Stored items
+++
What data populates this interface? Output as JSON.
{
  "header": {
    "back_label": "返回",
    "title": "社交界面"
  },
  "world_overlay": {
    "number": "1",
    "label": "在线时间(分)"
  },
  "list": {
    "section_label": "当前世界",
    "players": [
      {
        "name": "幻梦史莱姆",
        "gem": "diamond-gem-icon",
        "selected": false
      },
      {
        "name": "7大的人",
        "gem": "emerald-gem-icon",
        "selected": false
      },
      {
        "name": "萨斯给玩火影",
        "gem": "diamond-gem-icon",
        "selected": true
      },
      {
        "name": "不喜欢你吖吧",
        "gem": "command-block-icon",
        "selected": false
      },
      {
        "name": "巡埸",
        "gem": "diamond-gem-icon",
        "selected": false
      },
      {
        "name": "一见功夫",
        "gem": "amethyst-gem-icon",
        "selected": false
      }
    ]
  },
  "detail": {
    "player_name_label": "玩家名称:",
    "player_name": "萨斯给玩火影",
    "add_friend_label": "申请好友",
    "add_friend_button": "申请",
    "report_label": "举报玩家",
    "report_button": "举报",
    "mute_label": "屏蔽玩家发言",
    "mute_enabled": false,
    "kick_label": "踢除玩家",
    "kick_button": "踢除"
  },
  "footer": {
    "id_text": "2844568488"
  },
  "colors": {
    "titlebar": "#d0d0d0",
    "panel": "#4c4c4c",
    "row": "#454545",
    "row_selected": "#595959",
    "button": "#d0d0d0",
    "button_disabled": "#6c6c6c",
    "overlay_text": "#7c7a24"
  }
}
+++
**Exercise details**. Extract all of the data above without altering anything.

**Correct result**.
What data populates this interface? Output as JSON.
{
  "header": {
    "back_label": "返回",
    "title": "社交界面"
  },
  "world_overlay": {
    "number": "1",
    "label": "在线时间(分)"
  },
  "list": {
    "section_label": "当前世界",
    "players": [
      {
        "name": "幻梦史莱姆",
        "gem": "diamond-gem-icon",
        "selected": false
      },
      {
        "name": "7大的人",
        "gem": "emerald-gem-icon",
        "selected": false
      },
      {
        "name": "萨斯给玩火影",
        "gem": "diamond-gem-icon",
        "selected": true
      },
      {
        "name": "不喜欢你吖吧",
        "gem": "command-block-icon",
        "selected": false
      },
      {
        "name": "巡埸",
        "gem": "diamond-gem-icon",
        "selected": false
      },
      {
        "name": "一见功夫",
        "gem": "amethyst-gem-icon",
        "selected": false
      }
    ]
  },
  "detail": {
    "player_name_label": "玩家名称:",
    "player_name": "萨斯给玩火影",
    "add_friend_label": "申请好友",
    "add_friend_button": "申请",
    "report_label": "举报玩家",
    "report_button": "举报",
    "mute_label": "屏蔽玩家发言",
    "mute_enabled": false,
    "kick_label": "踢除玩家",
    "kick_button": "踢除"
  },
  "footer": {
    "id_text": "2844568488"
  },
  "colors": {
    "titlebar": "#d0d0d0",
    "panel": "#4c4c4c",
    "row": "#454545",
    "row_selected": "#595959",
    "button": "#d0d0d0",
    "button_disabled": "#6c6c6c",
    "overlay_text": "#7c7a24"
  }
}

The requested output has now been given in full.